Available records:
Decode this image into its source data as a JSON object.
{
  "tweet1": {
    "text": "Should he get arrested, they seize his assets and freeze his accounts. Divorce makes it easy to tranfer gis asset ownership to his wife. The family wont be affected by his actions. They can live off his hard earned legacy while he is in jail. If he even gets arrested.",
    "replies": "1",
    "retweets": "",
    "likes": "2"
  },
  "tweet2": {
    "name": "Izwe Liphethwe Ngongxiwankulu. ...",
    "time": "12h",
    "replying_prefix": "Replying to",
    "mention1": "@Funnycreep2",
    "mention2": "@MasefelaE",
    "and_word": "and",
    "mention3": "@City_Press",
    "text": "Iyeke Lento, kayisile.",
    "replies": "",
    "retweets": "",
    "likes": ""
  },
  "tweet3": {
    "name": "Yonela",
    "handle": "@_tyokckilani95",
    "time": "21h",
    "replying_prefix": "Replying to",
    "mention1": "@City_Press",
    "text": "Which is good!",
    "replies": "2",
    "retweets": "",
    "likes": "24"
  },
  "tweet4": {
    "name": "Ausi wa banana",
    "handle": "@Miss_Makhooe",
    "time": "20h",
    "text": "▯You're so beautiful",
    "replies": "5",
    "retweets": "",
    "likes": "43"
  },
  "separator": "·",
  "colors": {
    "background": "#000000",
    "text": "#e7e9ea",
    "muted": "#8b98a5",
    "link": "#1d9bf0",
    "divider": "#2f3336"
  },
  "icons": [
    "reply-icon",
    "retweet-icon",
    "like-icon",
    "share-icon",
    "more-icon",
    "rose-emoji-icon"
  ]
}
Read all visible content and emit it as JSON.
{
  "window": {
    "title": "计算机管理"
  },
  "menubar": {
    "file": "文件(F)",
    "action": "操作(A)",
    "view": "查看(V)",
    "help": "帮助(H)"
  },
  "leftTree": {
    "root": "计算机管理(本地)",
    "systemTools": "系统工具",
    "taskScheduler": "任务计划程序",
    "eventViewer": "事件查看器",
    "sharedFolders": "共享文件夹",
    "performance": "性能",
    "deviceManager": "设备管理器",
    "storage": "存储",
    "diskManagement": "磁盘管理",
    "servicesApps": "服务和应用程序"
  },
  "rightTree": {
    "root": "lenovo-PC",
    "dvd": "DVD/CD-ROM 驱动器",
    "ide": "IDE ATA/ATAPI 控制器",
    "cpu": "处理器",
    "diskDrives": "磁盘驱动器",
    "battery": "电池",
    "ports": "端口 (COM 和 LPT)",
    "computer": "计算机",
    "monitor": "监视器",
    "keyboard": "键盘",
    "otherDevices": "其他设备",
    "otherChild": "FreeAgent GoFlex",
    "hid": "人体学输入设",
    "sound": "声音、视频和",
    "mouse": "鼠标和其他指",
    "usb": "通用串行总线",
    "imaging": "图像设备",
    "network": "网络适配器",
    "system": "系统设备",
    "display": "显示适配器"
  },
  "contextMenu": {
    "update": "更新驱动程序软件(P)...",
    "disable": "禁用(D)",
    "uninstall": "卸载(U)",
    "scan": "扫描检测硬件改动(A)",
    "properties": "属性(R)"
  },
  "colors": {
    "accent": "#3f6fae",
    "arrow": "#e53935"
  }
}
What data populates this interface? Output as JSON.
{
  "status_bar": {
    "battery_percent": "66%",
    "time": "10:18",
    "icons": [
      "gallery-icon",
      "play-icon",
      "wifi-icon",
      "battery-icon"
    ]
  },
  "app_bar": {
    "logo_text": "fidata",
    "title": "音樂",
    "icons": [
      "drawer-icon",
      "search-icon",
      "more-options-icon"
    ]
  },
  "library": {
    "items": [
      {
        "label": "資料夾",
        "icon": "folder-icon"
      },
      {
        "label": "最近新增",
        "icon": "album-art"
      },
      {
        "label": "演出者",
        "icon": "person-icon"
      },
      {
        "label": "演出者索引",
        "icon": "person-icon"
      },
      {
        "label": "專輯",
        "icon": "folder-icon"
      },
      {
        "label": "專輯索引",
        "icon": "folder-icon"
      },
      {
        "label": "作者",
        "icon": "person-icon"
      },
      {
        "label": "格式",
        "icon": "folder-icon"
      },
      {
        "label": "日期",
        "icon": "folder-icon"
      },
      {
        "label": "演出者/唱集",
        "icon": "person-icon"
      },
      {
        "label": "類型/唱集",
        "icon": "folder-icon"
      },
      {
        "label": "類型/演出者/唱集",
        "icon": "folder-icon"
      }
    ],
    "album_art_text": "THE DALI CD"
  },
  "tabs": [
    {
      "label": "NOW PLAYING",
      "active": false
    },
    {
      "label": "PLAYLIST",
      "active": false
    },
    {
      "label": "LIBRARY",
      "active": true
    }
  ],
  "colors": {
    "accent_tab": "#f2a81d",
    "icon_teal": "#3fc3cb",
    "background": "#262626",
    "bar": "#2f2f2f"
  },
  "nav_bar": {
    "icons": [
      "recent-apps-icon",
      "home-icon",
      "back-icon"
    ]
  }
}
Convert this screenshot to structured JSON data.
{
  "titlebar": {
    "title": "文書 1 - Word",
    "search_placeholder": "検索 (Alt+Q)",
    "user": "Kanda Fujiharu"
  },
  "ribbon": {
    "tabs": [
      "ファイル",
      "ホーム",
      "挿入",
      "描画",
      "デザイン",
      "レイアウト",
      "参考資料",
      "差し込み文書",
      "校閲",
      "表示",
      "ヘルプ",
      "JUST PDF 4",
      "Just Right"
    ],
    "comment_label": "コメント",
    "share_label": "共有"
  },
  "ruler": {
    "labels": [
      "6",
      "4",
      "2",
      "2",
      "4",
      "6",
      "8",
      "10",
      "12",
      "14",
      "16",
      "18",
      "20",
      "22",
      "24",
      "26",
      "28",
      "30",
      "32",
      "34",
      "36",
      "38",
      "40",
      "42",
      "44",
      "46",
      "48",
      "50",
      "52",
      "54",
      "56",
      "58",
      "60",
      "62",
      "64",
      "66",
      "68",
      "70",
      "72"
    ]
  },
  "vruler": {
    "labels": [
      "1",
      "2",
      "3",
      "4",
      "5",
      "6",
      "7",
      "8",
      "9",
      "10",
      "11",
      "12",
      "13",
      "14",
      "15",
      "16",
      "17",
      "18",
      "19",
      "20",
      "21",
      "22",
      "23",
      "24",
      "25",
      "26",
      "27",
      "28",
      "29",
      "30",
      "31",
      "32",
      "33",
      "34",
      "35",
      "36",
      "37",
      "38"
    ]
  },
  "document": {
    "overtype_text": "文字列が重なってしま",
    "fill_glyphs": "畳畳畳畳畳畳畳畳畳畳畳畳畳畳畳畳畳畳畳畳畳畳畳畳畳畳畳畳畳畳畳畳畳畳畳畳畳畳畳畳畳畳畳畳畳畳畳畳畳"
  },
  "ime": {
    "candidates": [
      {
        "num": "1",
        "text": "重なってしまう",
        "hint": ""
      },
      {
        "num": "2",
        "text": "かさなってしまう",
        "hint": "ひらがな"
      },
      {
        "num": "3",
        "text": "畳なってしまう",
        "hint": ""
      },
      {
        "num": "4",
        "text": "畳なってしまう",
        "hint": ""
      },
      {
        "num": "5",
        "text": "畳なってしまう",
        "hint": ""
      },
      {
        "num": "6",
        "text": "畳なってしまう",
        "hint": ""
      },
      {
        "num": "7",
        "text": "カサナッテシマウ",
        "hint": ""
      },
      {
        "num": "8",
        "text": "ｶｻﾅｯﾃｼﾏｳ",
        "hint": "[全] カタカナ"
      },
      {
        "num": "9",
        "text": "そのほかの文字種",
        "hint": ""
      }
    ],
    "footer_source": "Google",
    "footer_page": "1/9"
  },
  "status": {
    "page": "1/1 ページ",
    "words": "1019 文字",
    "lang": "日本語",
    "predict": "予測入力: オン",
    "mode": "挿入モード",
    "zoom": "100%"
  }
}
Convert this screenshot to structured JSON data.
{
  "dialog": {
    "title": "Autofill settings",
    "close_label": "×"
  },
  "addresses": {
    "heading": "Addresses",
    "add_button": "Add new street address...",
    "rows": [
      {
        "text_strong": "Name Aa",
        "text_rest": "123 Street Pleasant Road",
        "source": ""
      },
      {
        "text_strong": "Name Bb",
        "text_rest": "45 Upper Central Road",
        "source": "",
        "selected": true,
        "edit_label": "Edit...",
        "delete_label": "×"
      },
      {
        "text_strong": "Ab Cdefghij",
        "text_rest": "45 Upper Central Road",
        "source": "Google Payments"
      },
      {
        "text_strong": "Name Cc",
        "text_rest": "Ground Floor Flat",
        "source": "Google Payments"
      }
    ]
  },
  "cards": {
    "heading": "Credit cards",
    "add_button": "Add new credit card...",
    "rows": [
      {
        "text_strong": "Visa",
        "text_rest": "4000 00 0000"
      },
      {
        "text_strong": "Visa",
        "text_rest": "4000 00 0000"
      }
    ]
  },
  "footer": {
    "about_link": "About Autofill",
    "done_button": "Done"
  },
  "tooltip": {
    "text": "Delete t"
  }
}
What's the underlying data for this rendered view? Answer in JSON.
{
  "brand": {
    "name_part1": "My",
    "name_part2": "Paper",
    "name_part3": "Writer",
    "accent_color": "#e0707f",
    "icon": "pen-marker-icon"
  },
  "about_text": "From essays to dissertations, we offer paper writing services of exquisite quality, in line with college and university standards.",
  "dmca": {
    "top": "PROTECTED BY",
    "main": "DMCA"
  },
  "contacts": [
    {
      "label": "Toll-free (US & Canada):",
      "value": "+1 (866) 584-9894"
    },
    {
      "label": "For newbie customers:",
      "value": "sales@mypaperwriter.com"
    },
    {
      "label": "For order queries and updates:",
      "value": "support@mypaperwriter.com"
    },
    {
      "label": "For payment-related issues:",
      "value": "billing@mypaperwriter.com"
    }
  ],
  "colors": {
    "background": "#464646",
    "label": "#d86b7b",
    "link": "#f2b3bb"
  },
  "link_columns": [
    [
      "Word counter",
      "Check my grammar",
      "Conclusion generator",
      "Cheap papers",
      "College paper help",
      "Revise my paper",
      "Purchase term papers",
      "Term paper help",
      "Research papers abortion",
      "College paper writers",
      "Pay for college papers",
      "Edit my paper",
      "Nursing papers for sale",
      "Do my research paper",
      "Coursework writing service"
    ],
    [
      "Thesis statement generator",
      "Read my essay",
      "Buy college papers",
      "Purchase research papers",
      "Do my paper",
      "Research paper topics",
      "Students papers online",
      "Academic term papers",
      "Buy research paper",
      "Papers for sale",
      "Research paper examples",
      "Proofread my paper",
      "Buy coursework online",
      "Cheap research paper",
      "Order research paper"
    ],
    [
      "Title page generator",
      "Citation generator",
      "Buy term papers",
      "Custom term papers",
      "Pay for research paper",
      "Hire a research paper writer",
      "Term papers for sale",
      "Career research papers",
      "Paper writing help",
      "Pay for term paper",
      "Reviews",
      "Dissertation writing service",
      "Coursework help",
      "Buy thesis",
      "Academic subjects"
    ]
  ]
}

Given request: Tally the lines holding the string "background" and give only the count.

Solution below: 3